• _Extracts from a graphics dataset_

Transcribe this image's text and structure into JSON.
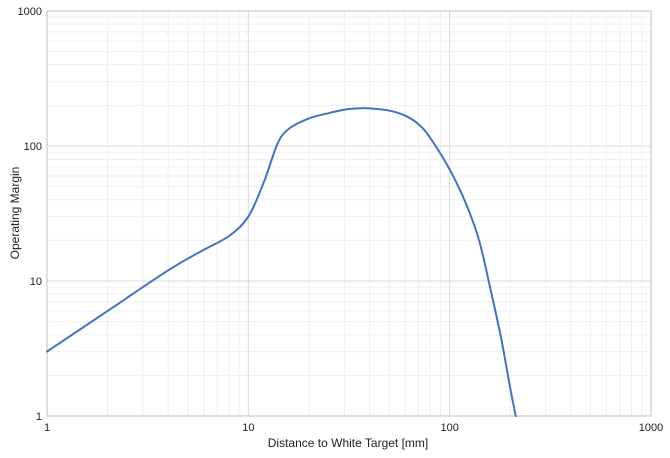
{
  "chart_data": {
    "type": "line",
    "x_scale": "log",
    "y_scale": "log",
    "xlim": [
      1,
      1000
    ],
    "ylim": [
      1,
      1000
    ],
    "xlabel": "Distance to White Target [mm]",
    "ylabel": "Operating Margin",
    "x_ticks": [
      "1",
      "10",
      "100",
      "1000"
    ],
    "y_ticks": [
      "1",
      "10",
      "100",
      "1000"
    ],
    "grid": true,
    "legend": "none",
    "series": [
      {
        "color": "#4472c4",
        "points": [
          [
            1,
            3.0
          ],
          [
            2,
            6.0
          ],
          [
            4,
            12.0
          ],
          [
            6,
            17.0
          ],
          [
            8,
            21.5
          ],
          [
            10,
            30.0
          ],
          [
            12,
            55.0
          ],
          [
            14,
            105.0
          ],
          [
            16,
            135.0
          ],
          [
            20,
            160.0
          ],
          [
            25,
            175.0
          ],
          [
            30,
            186.0
          ],
          [
            35,
            190.0
          ],
          [
            40,
            190.0
          ],
          [
            50,
            183.0
          ],
          [
            60,
            168.0
          ],
          [
            70,
            145.0
          ],
          [
            80,
            115.0
          ],
          [
            100,
            67.0
          ],
          [
            120,
            38.0
          ],
          [
            140,
            20.0
          ],
          [
            160,
            8.5
          ],
          [
            180,
            3.8
          ],
          [
            200,
            1.6
          ],
          [
            213,
            1.0
          ]
        ]
      }
    ]
  },
  "colors": {
    "grid_major": "#d9d9d9",
    "grid_minor": "#efefef",
    "axis": "#bfbfbf"
  }
}
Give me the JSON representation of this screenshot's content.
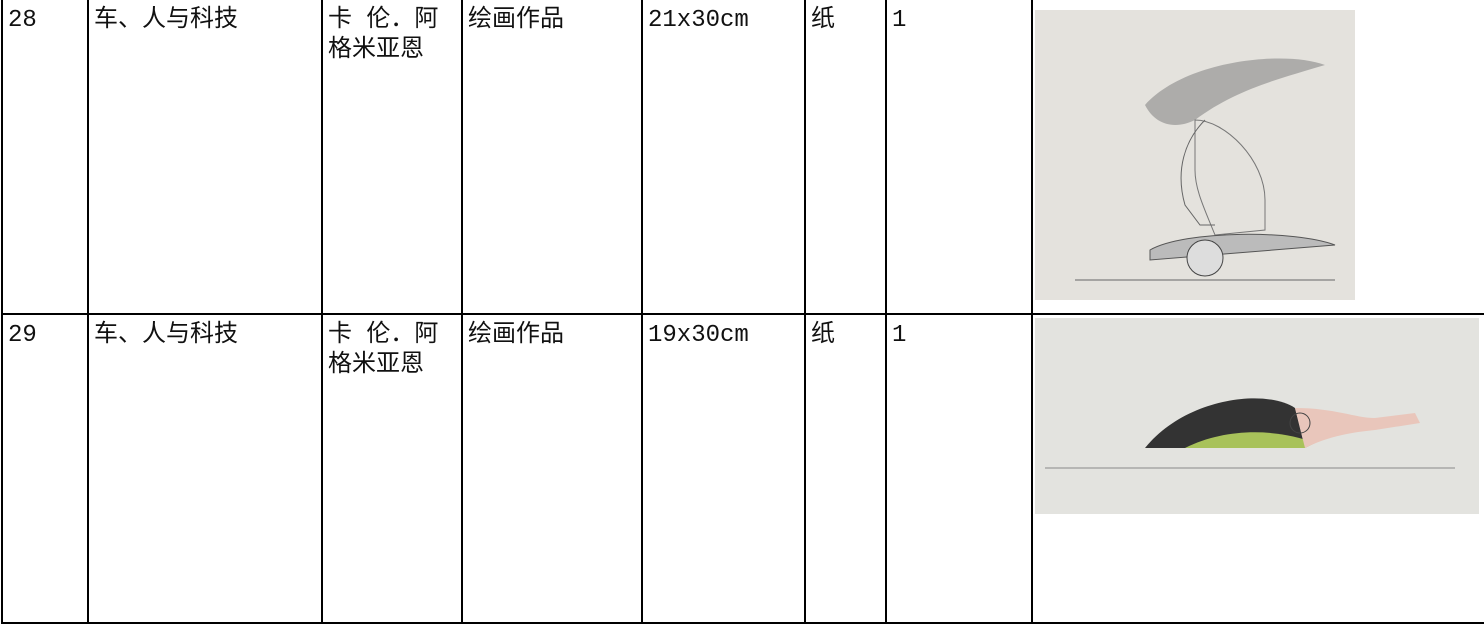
{
  "table": {
    "rows": [
      [
        "28",
        "车、人与科技",
        "卡 伦．阿格米亚恩",
        "绘画作品",
        "21x30cm",
        "纸",
        "1"
      ],
      [
        "29",
        "车、人与科技",
        "卡 伦．阿格米亚恩",
        "绘画作品",
        "19x30cm",
        "纸",
        "1"
      ]
    ]
  }
}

• _EXERCISE DESCRIPTION_
Output the line containing "Give me the" along with every line after it to the end of the material, exactly as written, but without pictures.

• _RIGHT ANSWER_
Give me the JSON representation of this screenshot's content.
{
  "table": {
    "rows": [
      [
        "28",
        "车、人与科技",
        "卡 伦．阿格米亚恩",
        "绘画作品",
        "21x30cm",
        "纸",
        "1"
      ],
      [
        "29",
        "车、人与科技",
        "卡 伦．阿格米亚恩",
        "绘画作品",
        "19x30cm",
        "纸",
        "1"
      ]
    ]
  }
}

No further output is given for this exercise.